+++ Task material +++

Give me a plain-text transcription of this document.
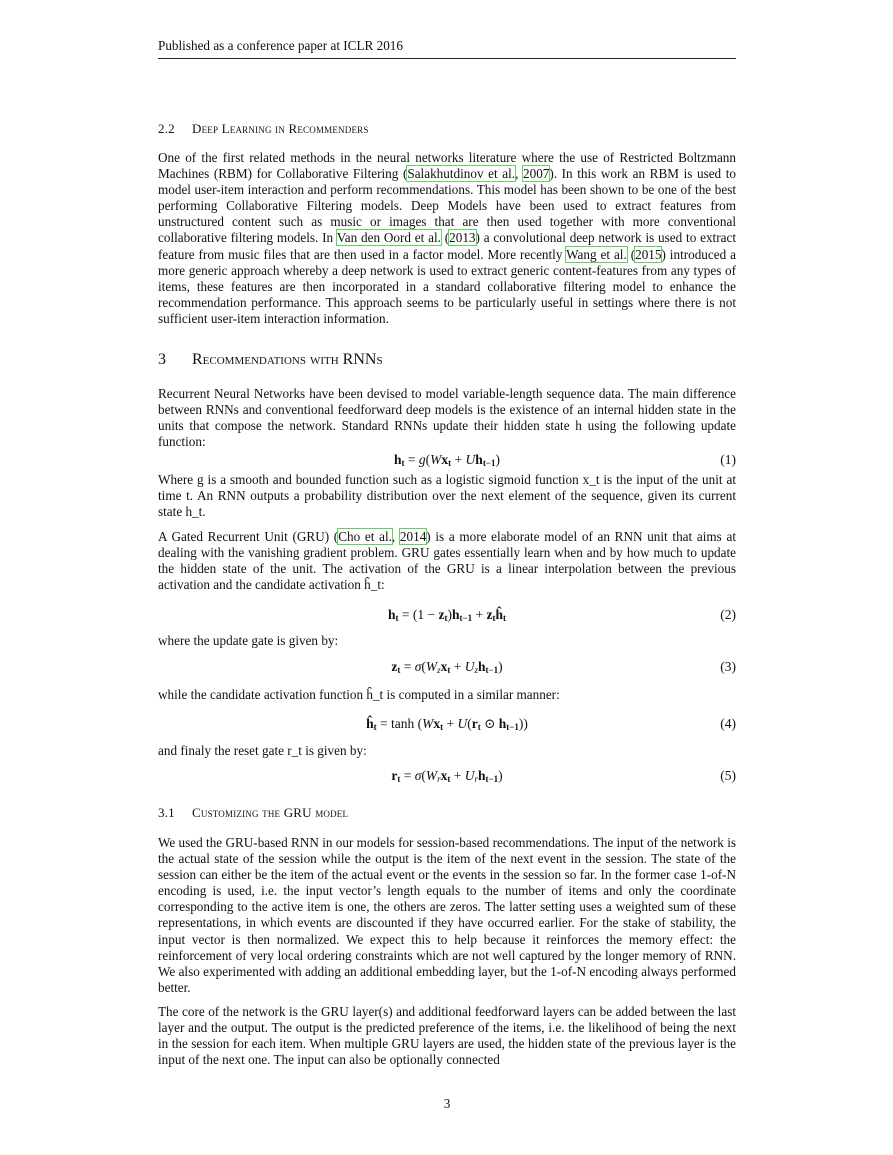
Published as a conference paper at ICLR 2016
2.2 Deep Learning in Recommenders
One of the first related methods in the neural networks literature where the use of Restricted Boltzmann Machines (RBM) for Collaborative Filtering (Salakhutdinov et al., 2007). In this work an RBM is used to model user-item interaction and perform recommendations. This model has been shown to be one of the best performing Collaborative Filtering models. Deep Models have been used to extract features from unstructured content such as music or images that are then used together with more conventional collaborative filtering models. In Van den Oord et al. (2013) a convolutional deep network is used to extract feature from music files that are then used in a factor model. More recently Wang et al. (2015) introduced a more generic approach whereby a deep network is used to extract generic content-features from any types of items, these features are then incorporated in a standard collaborative filtering model to enhance the recommendation performance. This approach seems to be particularly useful in settings where there is not sufficient user-item interaction information.
3 Recommendations with RNNs
Recurrent Neural Networks have been devised to model variable-length sequence data. The main difference between RNNs and conventional feedforward deep models is the existence of an internal hidden state in the units that compose the network. Standard RNNs update their hidden state h using the following update function:
$h_t = g(Wx_t + Uh_{t-1})$	(1)
Where g is a smooth and bounded function such as a logistic sigmoid function x_t is the input of the unit at time t. An RNN outputs a probability distribution over the next element of the sequence, given its current state h_t.
A Gated Recurrent Unit (GRU) (Cho et al., 2014) is a more elaborate model of an RNN unit that aims at dealing with the vanishing gradient problem. GRU gates essentially learn when and by how much to update the hidden state of the unit. The activation of the GRU is a linear interpolation between the previous activation and the candidate activation ĥ_t:
$h_t = (1 - z_t)h_{t-1}$ + $z_tĥ_t$	(2)
where the update gate is given by:
$z_t = \sigma(W_zx_t + U_zh_{t-1})$	(3)
while the candidate activation function ĥ_t is computed in a similar manner:
$ĥ_t = \tanh (Wx_t + U(r_t$ ⊙ $h_{t-1}$))	(4)
and finaly the reset gate r_t is given by:
$r_t = \sigma(W_rx_t + U_rh_{t-1})$	(5)
3.1 Customizing the GRU model
We used the GRU-based RNN in our models for session-based recommendations. The input of the network is the actual state of the session while the output is the item of the next event in the session. The state of the session can either be the item of the actual event or the events in the session so far. In the former case 1-of-N encoding is used, i.e. the input vector’s length equals to the number of items and only the coordinate corresponding to the active item is one, the others are zeros. The latter setting uses a weighted sum of these representations, in which events are discounted if they have occurred earlier. For the stake of stability, the input vector is then normalized. We expect this to help because it reinforces the memory effect: the reinforcement of very local ordering constraints which are not well captured by the longer memory of RNN. We also experimented with adding an additional embedding layer, but the 1-of-N encoding always performed better.
The core of the network is the GRU layer(s) and additional feedforward layers can be added between the last layer and the output. The output is the predicted preference of the items, i.e. the likelihood of being the next in the session for each item. When multiple GRU layers are used, the hidden state of the previous layer is the input of the next one. The input can also be optionally connected
3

+++

[Exercise objective]:
Leave out the pictures and print every line of the data exactly.

[Problem solution]:
Give me a plain-text transcription of this document.
Published as a conference paper at ICLR 2016
2.2 Deep Learning in Recommenders
One of the first related methods in the neural networks literature where the use of Restricted Boltzmann Machines (RBM) for Collaborative Filtering (Salakhutdinov et al., 2007). In this work an RBM is used to model user-item interaction and perform recommendations. This model has been shown to be one of the best performing Collaborative Filtering models. Deep Models have been used to extract features from unstructured content such as music or images that are then used together with more conventional collaborative filtering models. In Van den Oord et al. (2013) a convolutional deep network is used to extract feature from music files that are then used in a factor model. More recently Wang et al. (2015) introduced a more generic approach whereby a deep network is used to extract generic content-features from any types of items, these features are then incorporated in a standard collaborative filtering model to enhance the recommendation performance. This approach seems to be particularly useful in settings where there is not sufficient user-item interaction information.
3 Recommendations with RNNs
Recurrent Neural Networks have been devised to model variable-length sequence data. The main difference between RNNs and conventional feedforward deep models is the existence of an internal hidden state in the units that compose the network. Standard RNNs update their hidden state h using the following update function:
$h_t = g(Wx_t + Uh_{t-1})$	(1)
Where g is a smooth and bounded function such as a logistic sigmoid function x_t is the input of the unit at time t. An RNN outputs a probability distribution over the next element of the sequence, given its current state h_t.
A Gated Recurrent Unit (GRU) (Cho et al., 2014) is a more elaborate model of an RNN unit that aims at dealing with the vanishing gradient problem. GRU gates essentially learn when and by how much to update the hidden state of the unit. The activation of the GRU is a linear interpolation between the previous activation and the candidate activation ĥ_t:
$h_t = (1 - z_t)h_{t-1}$ + $z_tĥ_t$	(2)
where the update gate is given by:
$z_t = \sigma(W_zx_t + U_zh_{t-1})$	(3)
while the candidate activation function ĥ_t is computed in a similar manner:
$ĥ_t = \tanh (Wx_t + U(r_t$ ⊙ $h_{t-1}$))	(4)
and finaly the reset gate r_t is given by:
$r_t = \sigma(W_rx_t + U_rh_{t-1})$	(5)
3.1 Customizing the GRU model
We used the GRU-based RNN in our models for session-based recommendations. The input of the network is the actual state of the session while the output is the item of the next event in the session. The state of the session can either be the item of the actual event or the events in the session so far. In the former case 1-of-N encoding is used, i.e. the input vector’s length equals to the number of items and only the coordinate corresponding to the active item is one, the others are zeros. The latter setting uses a weighted sum of these representations, in which events are discounted if they have occurred earlier. For the stake of stability, the input vector is then normalized. We expect this to help because it reinforces the memory effect: the reinforcement of very local ordering constraints which are not well captured by the longer memory of RNN. We also experimented with adding an additional embedding layer, but the 1-of-N encoding always performed better.
The core of the network is the GRU layer(s) and additional feedforward layers can be added between the last layer and the output. The output is the predicted preference of the items, i.e. the likelihood of being the next in the session for each item. When multiple GRU layers are used, the hidden state of the previous layer is the input of the next one. The input can also be optionally connected
3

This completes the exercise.